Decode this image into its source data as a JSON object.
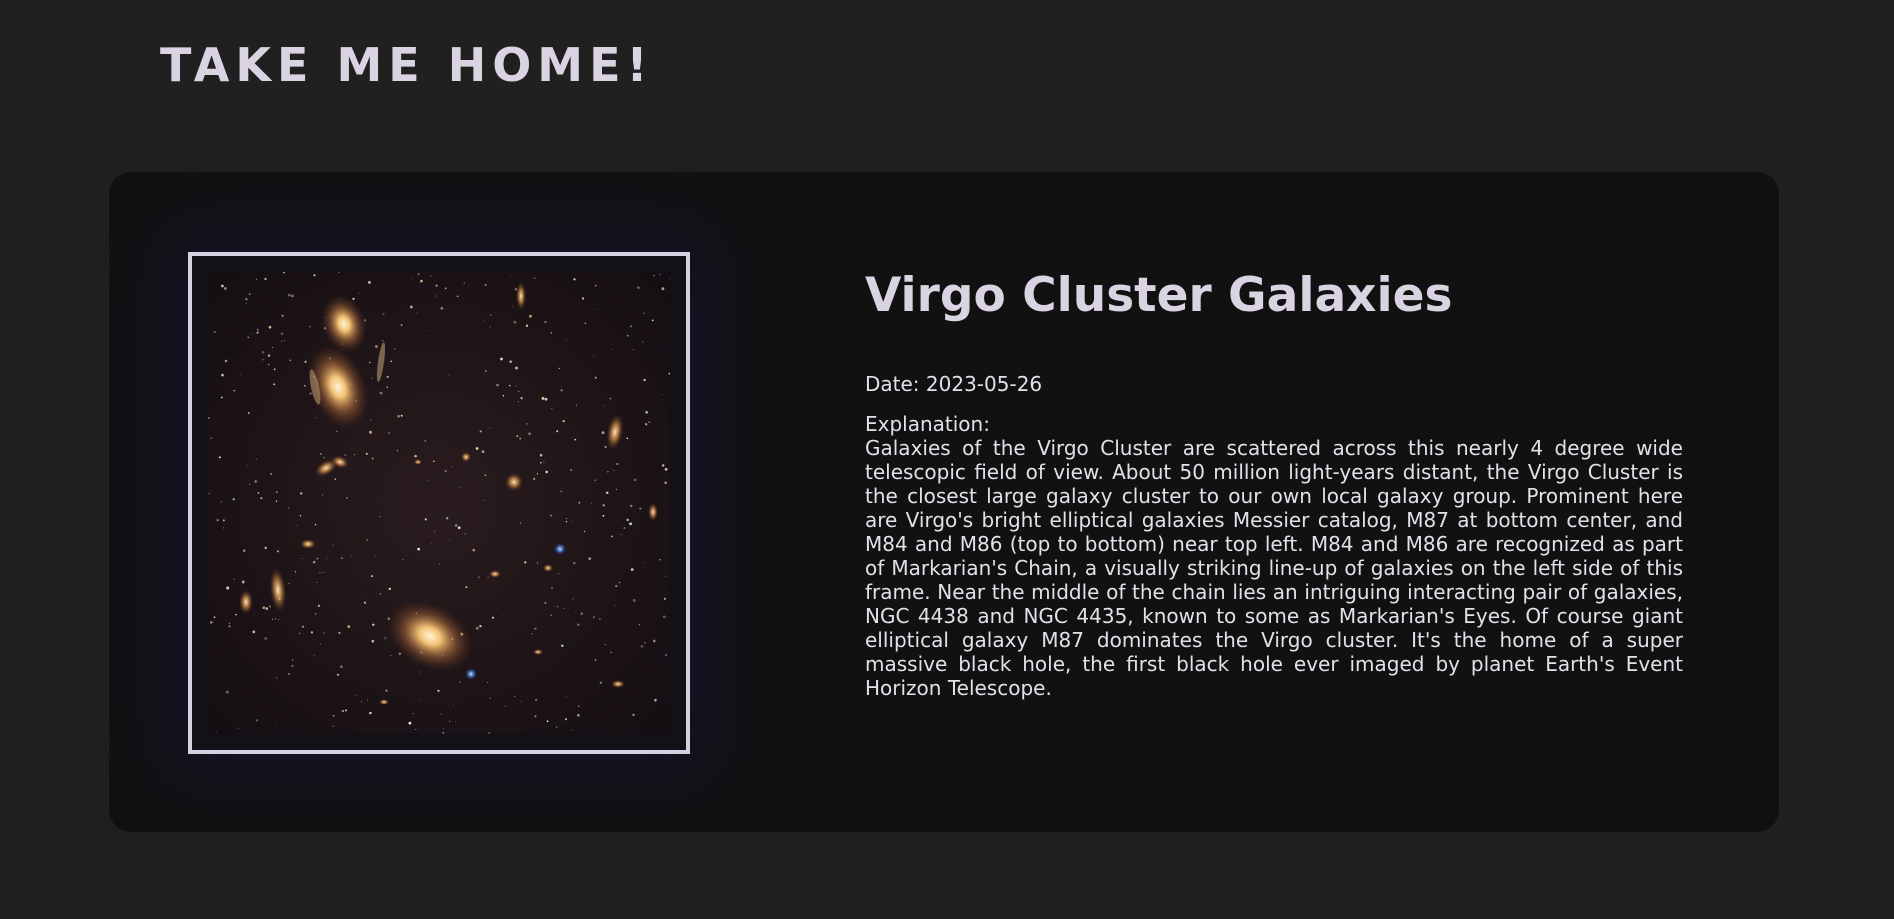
{
  "header": {
    "home_link": "TAKE ME HOME!"
  },
  "apod": {
    "image_alt": "Virgo Cluster Galaxies",
    "title": "Virgo Cluster Galaxies",
    "date_label": "Date:",
    "date": "2023-05-26",
    "explanation_label": "Explanation:",
    "explanation": "Galaxies of the Virgo Cluster are scattered across this nearly 4 degree wide telescopic field of view. About 50 million light-years distant, the Virgo Cluster is the closest large galaxy cluster to our own local galaxy group. Prominent here are Virgo's bright elliptical galaxies Messier catalog, M87 at bottom center, and M84 and M86 (top to bottom) near top left. M84 and M86 are recognized as part of Markarian's Chain, a visually striking line-up of galaxies on the left side of this frame. Near the middle of the chain lies an intriguing interacting pair of galaxies, NGC 4438 and NGC 4435, known to some as Markarian's Eyes. Of course giant elliptical galaxy M87 dominates the Virgo cluster. It's the home of a super massive black hole, the first black hole ever imaged by planet Earth's Event Horizon Telescope."
  },
  "colors": {
    "page_background": "#202020",
    "card_background": "#111111",
    "frame_border": "#d5d0e2",
    "text": "#d9d3e2"
  }
}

______________________________

Short problem: Give the material again exactly as it is, but keep the pictures out.

Written reply:
Decode this image into its source data as a JSON object.
{
  "header": {
    "home_link": "TAKE ME HOME!"
  },
  "apod": {
    "image_alt": "Virgo Cluster Galaxies",
    "title": "Virgo Cluster Galaxies",
    "date_label": "Date:",
    "date": "2023-05-26",
    "explanation_label": "Explanation:",
    "explanation": "Galaxies of the Virgo Cluster are scattered across this nearly 4 degree wide telescopic field of view. About 50 million light-years distant, the Virgo Cluster is the closest large galaxy cluster to our own local galaxy group. Prominent here are Virgo's bright elliptical galaxies Messier catalog, M87 at bottom center, and M84 and M86 (top to bottom) near top left. M84 and M86 are recognized as part of Markarian's Chain, a visually striking line-up of galaxies on the left side of this frame. Near the middle of the chain lies an intriguing interacting pair of galaxies, NGC 4438 and NGC 4435, known to some as Markarian's Eyes. Of course giant elliptical galaxy M87 dominates the Virgo cluster. It's the home of a super massive black hole, the first black hole ever imaged by planet Earth's Event Horizon Telescope."
  },
  "colors": {
    "page_background": "#202020",
    "card_background": "#111111",
    "frame_border": "#d5d0e2",
    "text": "#d9d3e2"
  }
}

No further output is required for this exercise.